ASSIGNED TASK 1 - Translate this sentence from the passage on regional malnutrition prevalence into Spanish: "The black-colored regions are those regions with the highest probability of stunting in the presence of underweight."
ASSIGNED TASK 2 - Extend the passage on regional malnutrition prevalence, starting right after its last sentence.

GIVEN TEXT -

Segment Open

The spatial effects significantly different from zero are indicated by *, and identified by the noninclusion of zero in the credible interval. Relatively to the country's average prevalence, a lower posterior mean signifies the region with more aggravated prevalence of malnutrition.

From the top first panel, region Amhara and Beneshangul-Gumuz are the highest prevalent regions of stunting, in the presence of underweight, compared to the whole country. These are followed orderly by the regions Tigray, and Afar. This conclusion is evident in the probability plot in Figure 2(a). The black-colored regions are those regions with the highest probability of stunting in the presence of underweight. The results indicate that children who reside in these regions are more likely to be stunted in the presence of underweight compared to the whole country. However, the prevalence at Dire Dawa, Harari, Oromia and SNNPR is not significant. Addis Ababa, Gambela, and Somali are the regions with a lesser prevalence of stunting in the presence of underweight. Turning attention to the bottom first panel, the prevalence of stunting in the existence of wasting increased for Afar, Amhara, Beneshangul-Gumuz, Oromia, Tigray, and SNNPR compared to stunting in the presence of underweight (top panel). This result is evident in the probability plot in Figure 2(d), where these listed regions represent the black-colored regions, which are the regions with the highest probabilities of stunting in the presence of wasting. Observed that Oromia and SNNPR regions attained significance in contrast to the results of stunting in the existence of underweight. It implies that under-five children residing in these regions are more likely to be stunted in the presence of wasting compared to the presence of underweight.

Segment Closed

EXCERPTED RECORDS -
Segment Open

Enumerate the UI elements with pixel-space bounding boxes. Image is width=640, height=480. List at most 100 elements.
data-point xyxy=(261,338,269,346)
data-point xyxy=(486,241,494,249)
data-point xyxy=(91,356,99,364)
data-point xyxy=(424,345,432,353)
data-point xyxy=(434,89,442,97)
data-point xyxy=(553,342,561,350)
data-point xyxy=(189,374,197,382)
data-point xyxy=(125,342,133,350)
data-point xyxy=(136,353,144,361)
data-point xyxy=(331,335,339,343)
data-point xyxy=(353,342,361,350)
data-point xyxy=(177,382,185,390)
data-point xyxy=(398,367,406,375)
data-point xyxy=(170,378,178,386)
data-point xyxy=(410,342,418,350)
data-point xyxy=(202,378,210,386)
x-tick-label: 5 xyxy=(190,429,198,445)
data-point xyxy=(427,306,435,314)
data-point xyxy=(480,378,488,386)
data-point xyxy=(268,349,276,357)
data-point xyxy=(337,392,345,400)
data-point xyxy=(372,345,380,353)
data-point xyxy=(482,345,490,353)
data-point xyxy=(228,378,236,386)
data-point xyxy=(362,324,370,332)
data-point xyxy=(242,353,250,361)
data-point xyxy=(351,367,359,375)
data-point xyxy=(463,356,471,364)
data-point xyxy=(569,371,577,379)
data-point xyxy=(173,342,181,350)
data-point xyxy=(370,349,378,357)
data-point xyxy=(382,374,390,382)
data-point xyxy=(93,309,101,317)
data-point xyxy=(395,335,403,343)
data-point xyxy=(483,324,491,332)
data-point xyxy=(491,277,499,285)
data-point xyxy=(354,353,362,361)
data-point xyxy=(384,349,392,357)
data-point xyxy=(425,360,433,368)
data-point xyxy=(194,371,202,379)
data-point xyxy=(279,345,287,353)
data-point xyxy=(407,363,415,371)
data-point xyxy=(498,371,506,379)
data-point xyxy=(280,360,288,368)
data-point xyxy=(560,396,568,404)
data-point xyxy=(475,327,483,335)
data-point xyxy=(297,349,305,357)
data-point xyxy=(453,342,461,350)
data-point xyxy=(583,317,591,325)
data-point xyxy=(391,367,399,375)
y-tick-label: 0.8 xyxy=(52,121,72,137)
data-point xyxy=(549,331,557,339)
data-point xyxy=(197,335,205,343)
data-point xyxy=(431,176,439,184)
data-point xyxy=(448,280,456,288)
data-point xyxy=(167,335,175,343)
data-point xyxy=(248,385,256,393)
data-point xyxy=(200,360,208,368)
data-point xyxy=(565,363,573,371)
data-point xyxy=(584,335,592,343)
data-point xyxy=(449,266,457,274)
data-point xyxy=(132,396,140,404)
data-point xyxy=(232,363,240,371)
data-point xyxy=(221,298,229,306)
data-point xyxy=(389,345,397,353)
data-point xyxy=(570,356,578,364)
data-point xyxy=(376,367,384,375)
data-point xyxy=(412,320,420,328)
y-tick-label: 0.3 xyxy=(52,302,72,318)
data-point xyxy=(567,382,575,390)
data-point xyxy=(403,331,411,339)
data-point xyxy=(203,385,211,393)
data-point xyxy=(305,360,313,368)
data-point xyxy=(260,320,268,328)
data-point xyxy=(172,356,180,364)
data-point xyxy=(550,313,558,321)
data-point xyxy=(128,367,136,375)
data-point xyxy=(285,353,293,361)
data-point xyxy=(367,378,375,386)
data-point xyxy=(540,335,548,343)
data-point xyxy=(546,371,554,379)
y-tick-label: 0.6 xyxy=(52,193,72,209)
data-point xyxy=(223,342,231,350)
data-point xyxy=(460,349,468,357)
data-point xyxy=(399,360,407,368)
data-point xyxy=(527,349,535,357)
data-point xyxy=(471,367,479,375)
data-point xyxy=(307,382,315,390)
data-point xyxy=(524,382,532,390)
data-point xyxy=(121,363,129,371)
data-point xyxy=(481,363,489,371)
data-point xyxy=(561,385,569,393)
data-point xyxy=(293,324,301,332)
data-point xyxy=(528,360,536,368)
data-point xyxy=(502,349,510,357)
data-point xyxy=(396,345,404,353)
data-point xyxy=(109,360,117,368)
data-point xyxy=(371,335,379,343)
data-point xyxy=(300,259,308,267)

Segment Closed

RESPONSE 1 - Las regiones de color negro son aquellas con la mayor probabilidad de retraso del crecimiento en presencia de bajo peso.

RESPONSE 2 -
From the top middle panel, Dire Dawa has the highest prevalence of wasting in the presence of stunting. Dire Dawa is followed orderly by Addis Ababa, Afar, Gambela, and Somali. These regions are represented in black color in the probability plot, indicating the regions with higher probabilities of wasting in the presence of stunting (Figure 2(b)). The prevalence of wasting in the presence of stunting in Harari, Beneshangul-Gumuz, and Tigray regions is not significant. They represent the grey portion in Figure 2(b), which indicates moderate prevalent probability. However, Addis Ababa, Amhara, Oromia, and SNNPR are regions with a lesser prevalence of wasting in the presence of stunting. Turning attention to the bottom of the middle panel, a similar prevalence pattern was obtained for wasting in the presence of underweight and in the presence of stunting. However, the prevalence of wasting in the presence of underweight increases for Somali, Afar, Amhara, Oromia, and SNNPR and decreases for Dire Dawa and Gambela compared to the prevalence of wasting in the presence of stunting. Moreover, Dire Dawa has the highest prevalence of wasting in the presence of underweight. It is followed orderly by Afar, Somali, and Gambela, representing the black-colored regions in the probability plot (Figure 2(e)), which indicates high probabilities of wasting in the presence of underweight. Similarly, the prevalence of wasting in the presence of underweight is not significant in Harari, Beneshangul-Gumuz, and Tigray regions.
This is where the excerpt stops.